══ DOCUMENT EXCERPT ══

# Apiguard



## Murphy (Jun 7, 2005)

Apiguard- thymol gel).

Does anyone know about this product, and when it will be on sale.
I have been told it is headed toward the US market very soon as a Section 3 product. The importer intends to register in every US state.

[ February 17, 2006, 04:43 PM: Message edited by: Murphy ]


----------



## TwT (Aug 5, 2004)

this letter says it launched jan.5.06 in the USA

http://www.vita-europe.com/news/news-releases4.htm


----------



## TwT (Aug 5, 2004)

this map only show 1 supplier, and it's

DADANT Inc 

51 South Second Street, Hamilton, Illinois 62341, USA 

Tel: 
+1 217 847 3324/3660 
[email protected] 


http://www.vita-europe.com/distributors.htm


----------



## pgg (Jun 19, 2005)

Just got my Betterbee catalog today and they also are selling it.

═══
══ DATA LINES ══

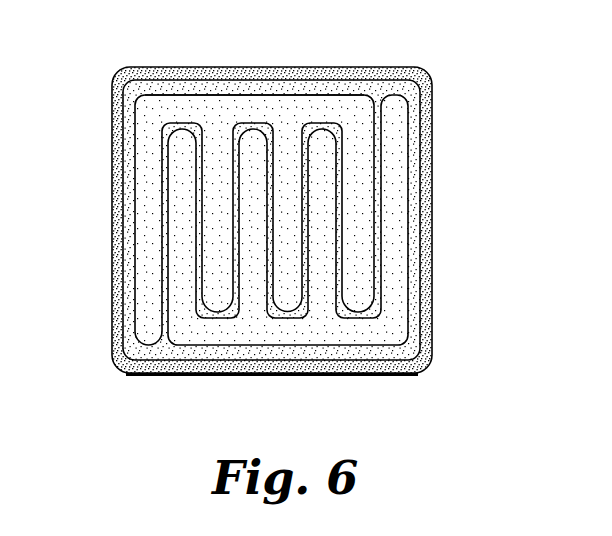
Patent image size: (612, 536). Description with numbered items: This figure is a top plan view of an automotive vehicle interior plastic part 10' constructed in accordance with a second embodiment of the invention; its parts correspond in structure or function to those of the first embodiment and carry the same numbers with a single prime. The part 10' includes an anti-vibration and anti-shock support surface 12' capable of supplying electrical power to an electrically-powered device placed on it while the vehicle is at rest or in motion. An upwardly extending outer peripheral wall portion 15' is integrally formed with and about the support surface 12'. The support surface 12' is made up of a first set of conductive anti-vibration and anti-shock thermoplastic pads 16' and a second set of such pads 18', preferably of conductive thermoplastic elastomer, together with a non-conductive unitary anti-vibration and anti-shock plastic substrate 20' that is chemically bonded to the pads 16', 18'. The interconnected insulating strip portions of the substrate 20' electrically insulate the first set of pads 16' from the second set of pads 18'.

The automotive interior plastic part 10' is at (272, 189).
The anti-vibration and anti-shock support surface 12' is at (231, 64).
The outer peripheral wall portion 15' is at (272, 403).
The first set of conductive anti-vibration and anti-shock thermoplastic pads 16' is at (206, 220).
The second set of conductive anti-vibration and anti-shock thermoplastic pads 18' is at (341, 220).
The insulating plastic substrate 20' is at (306, 196).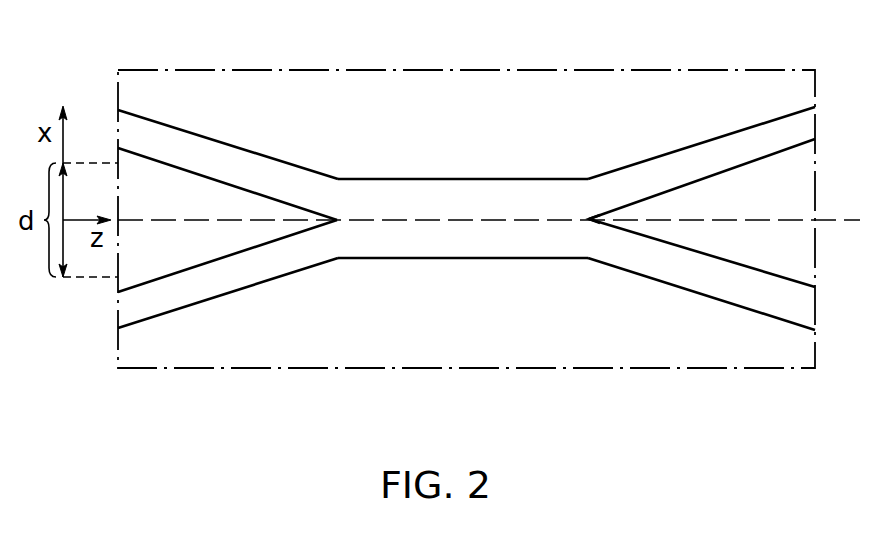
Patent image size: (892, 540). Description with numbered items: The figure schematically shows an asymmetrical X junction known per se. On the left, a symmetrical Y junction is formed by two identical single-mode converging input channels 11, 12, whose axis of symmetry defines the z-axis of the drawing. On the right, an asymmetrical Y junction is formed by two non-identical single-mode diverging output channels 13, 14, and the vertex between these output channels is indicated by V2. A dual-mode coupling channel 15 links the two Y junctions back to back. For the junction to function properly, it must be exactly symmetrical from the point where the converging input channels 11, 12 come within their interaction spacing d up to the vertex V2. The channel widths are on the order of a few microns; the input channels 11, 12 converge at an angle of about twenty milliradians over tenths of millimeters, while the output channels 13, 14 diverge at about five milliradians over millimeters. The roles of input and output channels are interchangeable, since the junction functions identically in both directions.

The converging input channel 11 is at (223, 165).
The converging input channel 12 is at (245, 275).
The diverging output channel 13 is at (698, 162).
The diverging output channel 14 is at (660, 263).
The dual-mode coupling channel 15 is at (452, 197).
The vertex of the asymmetrical Y junction V2 is at (592, 216).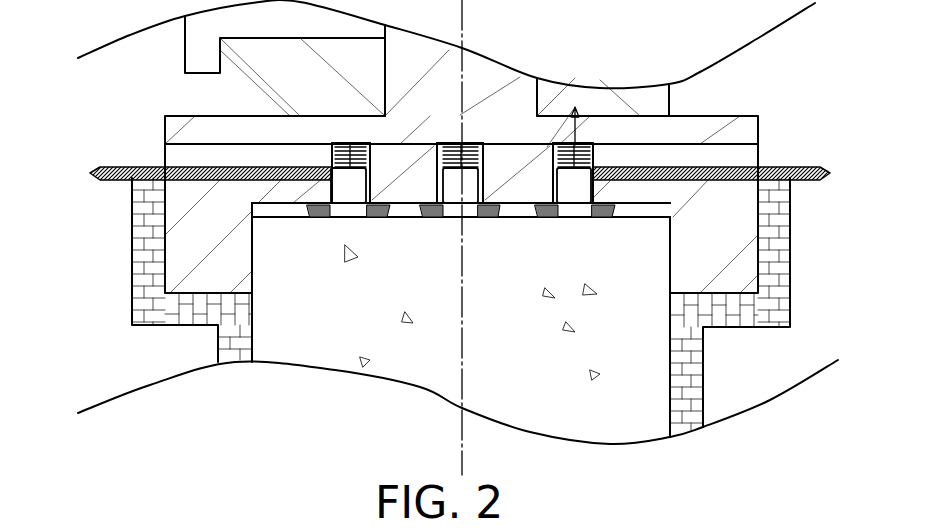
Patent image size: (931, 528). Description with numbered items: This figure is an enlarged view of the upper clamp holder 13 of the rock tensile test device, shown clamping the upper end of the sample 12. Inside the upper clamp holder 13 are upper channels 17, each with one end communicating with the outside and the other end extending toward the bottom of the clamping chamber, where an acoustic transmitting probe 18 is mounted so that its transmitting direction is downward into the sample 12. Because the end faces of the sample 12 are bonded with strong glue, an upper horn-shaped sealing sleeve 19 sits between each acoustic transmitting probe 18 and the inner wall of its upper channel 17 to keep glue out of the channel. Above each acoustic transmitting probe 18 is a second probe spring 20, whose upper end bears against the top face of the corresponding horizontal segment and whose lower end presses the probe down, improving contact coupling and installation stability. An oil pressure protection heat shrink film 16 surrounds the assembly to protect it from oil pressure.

The sample 12 is at (420, 357).
The upper clamp holder 13 is at (192, 248).
The oil pressure protection heat shrink film 16 is at (150, 295).
The upper channel 17 is at (191, 158).
The acoustic transmitting probe 18 is at (348, 195).
The upper horn-shaped sealing sleeve 19 is at (378, 215).
The second probe spring 20 is at (345, 148).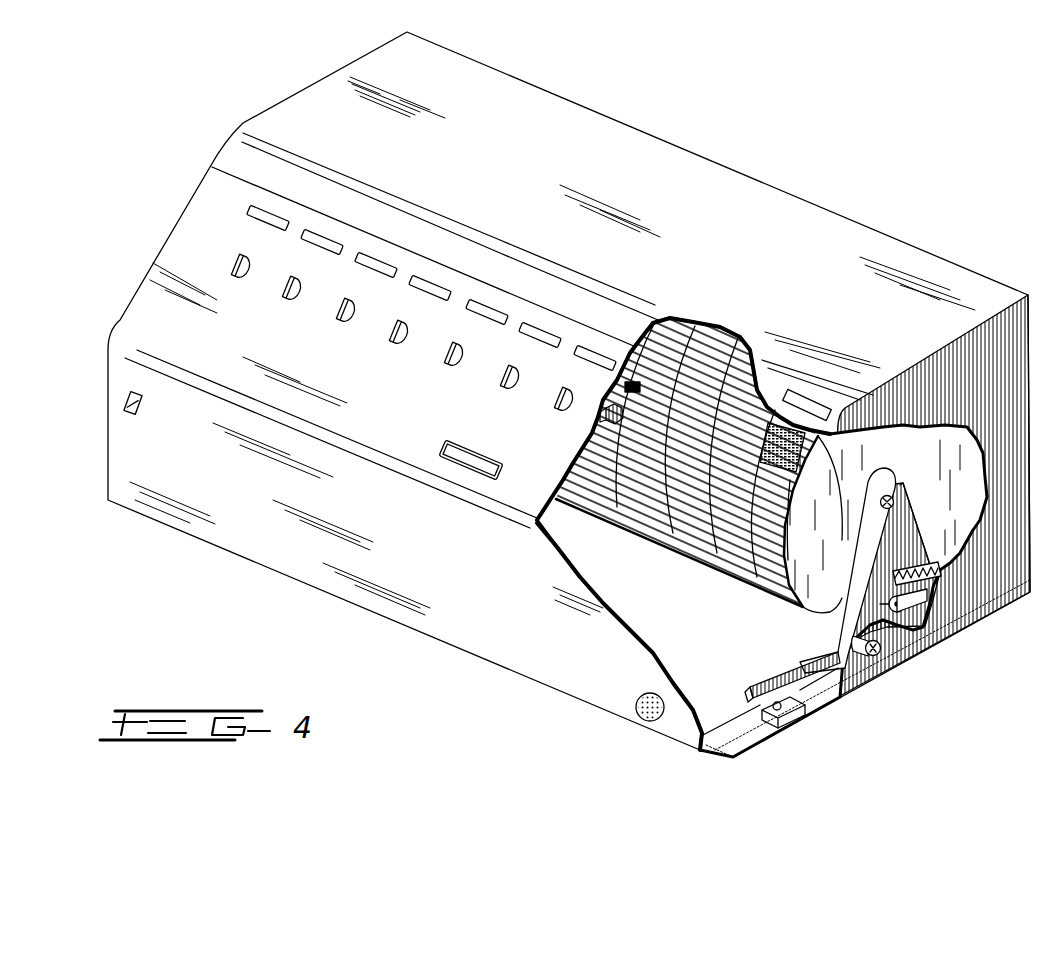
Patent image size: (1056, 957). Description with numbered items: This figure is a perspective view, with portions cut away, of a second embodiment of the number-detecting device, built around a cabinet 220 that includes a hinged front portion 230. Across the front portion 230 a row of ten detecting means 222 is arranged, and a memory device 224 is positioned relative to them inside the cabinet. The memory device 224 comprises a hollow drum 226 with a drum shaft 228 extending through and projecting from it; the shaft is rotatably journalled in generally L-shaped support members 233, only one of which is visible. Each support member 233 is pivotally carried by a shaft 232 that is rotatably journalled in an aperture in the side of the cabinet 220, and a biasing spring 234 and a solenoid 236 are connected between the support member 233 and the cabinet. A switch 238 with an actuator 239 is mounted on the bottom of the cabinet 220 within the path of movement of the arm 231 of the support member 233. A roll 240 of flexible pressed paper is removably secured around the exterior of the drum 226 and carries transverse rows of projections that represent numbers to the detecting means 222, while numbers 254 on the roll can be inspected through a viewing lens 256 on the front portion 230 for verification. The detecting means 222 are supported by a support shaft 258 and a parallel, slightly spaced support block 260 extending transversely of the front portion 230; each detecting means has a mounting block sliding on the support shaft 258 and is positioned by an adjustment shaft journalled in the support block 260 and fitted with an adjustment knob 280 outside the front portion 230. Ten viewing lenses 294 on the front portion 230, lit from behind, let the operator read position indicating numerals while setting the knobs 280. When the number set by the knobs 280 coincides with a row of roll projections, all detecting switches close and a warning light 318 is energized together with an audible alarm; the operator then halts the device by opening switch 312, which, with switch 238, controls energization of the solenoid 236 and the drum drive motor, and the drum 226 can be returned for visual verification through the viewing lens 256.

The cabinet 220 is at (786, 196).
The detecting means 222 is at (402, 334).
The memory device 224 is at (687, 471).
The hollow drum 226 is at (812, 606).
The drum shaft 228 is at (896, 503).
The hinged front portion 230 is at (171, 234).
The arm 231 is at (758, 684).
The shaft 232 is at (880, 660).
The support member 233 is at (885, 470).
The biasing spring 234 is at (913, 572).
The solenoid 236 is at (969, 620).
The switch 238 is at (762, 717).
The actuator 239 is at (783, 702).
The roll 240 is at (672, 548).
The numbers 254 is at (800, 468).
The viewing lens 256 is at (825, 405).
The support shaft 258 is at (621, 385).
The support block 260 is at (600, 411).
The adjustment knob 280 is at (241, 278).
The viewing lens 294 is at (416, 293).
The switch 312 is at (144, 409).
The warning light 318 is at (494, 468).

═══

TASK INSTRUCTIONS:
Repeat word for word the portion of the Apiguard thread from "## Murphy (Jun" to "every US state.".

THE OUTPUT:
## Murphy (Jun 7, 2005)

Apiguard- thymol gel).

Does anyone know about this product, and when it will be on sale.
I have been told it is headed toward the US market very soon as a Section 3 product. The importer intends to register in every US state.